§ **The request**: Go through the material below and copy each line where the word "elected" appears.

Records excerpted from a collection
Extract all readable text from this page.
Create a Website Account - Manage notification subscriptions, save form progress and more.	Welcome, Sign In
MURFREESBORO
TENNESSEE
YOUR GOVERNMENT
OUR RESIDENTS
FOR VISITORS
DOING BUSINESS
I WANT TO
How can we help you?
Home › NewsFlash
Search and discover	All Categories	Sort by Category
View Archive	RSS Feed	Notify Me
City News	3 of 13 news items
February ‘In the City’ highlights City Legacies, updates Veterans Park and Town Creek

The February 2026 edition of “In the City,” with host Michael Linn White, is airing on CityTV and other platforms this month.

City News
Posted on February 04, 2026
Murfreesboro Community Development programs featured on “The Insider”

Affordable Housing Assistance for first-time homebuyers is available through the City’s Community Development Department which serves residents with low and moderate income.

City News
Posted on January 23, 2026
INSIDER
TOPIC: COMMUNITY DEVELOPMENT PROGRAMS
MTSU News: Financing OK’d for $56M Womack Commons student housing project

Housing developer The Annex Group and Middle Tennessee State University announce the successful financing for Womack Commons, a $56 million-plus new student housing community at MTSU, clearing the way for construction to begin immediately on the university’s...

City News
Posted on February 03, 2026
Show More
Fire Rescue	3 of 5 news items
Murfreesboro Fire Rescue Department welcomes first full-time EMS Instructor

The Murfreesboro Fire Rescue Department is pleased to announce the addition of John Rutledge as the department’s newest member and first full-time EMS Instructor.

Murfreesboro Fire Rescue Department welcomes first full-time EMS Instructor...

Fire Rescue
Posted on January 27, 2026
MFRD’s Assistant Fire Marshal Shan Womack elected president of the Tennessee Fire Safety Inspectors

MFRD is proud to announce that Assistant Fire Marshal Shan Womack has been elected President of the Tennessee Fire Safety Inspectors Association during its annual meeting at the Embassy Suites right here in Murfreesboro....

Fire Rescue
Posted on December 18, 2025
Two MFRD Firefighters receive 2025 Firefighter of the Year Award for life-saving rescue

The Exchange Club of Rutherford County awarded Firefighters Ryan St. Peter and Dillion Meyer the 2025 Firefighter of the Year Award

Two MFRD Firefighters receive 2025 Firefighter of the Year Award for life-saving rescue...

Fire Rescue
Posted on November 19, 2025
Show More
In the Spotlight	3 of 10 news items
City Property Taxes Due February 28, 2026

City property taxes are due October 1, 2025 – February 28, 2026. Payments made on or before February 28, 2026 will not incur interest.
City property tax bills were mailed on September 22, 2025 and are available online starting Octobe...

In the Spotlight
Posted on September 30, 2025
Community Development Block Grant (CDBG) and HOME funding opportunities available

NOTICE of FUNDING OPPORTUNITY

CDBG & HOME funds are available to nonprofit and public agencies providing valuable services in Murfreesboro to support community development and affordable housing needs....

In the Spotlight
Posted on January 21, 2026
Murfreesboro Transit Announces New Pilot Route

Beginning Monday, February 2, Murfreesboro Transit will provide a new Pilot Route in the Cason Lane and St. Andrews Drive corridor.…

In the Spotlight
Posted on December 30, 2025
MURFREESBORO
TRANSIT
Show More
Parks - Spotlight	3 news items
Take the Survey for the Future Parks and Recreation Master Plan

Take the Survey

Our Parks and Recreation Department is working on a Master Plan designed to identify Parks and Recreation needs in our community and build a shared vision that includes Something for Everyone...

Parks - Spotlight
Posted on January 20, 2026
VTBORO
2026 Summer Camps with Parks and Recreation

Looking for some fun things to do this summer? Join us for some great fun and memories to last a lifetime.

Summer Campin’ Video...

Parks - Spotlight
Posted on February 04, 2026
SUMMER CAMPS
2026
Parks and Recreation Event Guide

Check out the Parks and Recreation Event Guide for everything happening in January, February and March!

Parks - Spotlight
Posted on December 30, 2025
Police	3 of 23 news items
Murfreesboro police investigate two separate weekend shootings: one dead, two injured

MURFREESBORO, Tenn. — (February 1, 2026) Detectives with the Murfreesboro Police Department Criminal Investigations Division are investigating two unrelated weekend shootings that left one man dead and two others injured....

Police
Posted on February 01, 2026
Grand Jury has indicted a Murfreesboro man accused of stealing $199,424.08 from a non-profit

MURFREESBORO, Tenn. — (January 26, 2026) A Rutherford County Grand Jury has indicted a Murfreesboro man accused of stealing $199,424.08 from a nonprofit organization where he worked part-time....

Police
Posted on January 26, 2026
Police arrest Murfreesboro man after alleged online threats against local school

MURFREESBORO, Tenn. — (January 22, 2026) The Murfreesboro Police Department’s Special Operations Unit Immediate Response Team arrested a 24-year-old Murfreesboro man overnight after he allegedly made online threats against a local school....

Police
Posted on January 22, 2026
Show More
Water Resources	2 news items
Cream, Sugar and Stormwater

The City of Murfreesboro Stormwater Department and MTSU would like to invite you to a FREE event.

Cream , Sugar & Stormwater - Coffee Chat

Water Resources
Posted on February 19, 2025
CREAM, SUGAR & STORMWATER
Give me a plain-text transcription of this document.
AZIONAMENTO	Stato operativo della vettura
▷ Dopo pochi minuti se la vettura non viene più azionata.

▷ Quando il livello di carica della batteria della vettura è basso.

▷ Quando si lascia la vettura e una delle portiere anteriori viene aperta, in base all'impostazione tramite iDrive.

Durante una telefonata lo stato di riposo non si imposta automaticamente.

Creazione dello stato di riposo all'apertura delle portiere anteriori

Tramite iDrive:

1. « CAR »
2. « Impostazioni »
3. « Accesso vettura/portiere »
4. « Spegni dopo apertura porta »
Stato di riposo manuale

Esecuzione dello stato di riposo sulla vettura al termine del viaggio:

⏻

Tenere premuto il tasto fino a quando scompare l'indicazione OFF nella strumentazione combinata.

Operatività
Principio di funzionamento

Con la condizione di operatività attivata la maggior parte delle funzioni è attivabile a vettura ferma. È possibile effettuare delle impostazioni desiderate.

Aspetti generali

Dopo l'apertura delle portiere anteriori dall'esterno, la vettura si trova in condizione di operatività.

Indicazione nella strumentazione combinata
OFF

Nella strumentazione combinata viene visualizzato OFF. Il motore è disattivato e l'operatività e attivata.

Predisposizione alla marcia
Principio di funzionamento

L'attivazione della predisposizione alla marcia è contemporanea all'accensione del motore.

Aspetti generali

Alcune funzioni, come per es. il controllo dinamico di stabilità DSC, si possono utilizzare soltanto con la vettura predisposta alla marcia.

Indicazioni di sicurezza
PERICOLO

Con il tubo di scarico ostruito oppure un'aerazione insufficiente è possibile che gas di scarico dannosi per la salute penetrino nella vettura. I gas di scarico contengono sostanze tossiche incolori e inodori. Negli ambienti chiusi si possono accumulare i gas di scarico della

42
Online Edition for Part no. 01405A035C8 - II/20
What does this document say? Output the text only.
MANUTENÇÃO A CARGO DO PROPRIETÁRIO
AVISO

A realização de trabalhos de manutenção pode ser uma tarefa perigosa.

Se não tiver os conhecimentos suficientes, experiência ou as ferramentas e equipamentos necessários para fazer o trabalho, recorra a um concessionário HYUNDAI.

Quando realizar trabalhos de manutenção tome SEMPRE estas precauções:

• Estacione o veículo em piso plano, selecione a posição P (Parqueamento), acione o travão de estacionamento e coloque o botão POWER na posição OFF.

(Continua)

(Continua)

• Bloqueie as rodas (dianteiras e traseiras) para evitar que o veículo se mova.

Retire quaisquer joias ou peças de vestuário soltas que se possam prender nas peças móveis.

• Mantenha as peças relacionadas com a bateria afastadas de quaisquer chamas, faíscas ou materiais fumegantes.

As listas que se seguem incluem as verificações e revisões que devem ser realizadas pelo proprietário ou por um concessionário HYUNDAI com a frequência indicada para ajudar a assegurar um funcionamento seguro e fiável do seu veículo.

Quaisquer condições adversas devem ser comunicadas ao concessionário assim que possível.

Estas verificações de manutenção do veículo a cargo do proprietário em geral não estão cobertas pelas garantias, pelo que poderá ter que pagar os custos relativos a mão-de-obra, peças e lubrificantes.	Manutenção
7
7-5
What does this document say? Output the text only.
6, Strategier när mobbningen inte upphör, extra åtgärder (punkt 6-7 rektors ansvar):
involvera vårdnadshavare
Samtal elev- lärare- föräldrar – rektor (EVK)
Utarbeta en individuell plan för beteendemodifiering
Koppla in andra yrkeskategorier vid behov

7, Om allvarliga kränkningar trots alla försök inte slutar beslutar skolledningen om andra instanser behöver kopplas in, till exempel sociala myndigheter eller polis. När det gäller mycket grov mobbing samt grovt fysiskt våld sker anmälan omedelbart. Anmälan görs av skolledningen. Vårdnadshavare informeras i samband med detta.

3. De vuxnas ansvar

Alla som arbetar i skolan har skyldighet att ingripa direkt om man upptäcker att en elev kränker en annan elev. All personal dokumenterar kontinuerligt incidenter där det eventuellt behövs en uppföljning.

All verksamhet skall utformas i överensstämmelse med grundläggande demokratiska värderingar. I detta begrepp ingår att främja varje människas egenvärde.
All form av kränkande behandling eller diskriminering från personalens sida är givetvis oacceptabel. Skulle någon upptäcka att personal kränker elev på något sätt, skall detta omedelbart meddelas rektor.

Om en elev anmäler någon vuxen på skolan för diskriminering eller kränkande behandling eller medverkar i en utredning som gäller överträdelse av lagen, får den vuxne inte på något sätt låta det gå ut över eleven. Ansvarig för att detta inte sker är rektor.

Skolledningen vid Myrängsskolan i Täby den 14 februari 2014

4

§ **Complete response**:
MFRD’s Assistant Fire Marshal Shan Womack elected president of the Tennessee Fire Safety Inspectors
MFRD is proud to announce that Assistant Fire Marshal Shan Womack has been elected President of the Tennessee Fire Safety Inspectors Association during its annual meeting at the Embassy Suites right here in Murfreesboro....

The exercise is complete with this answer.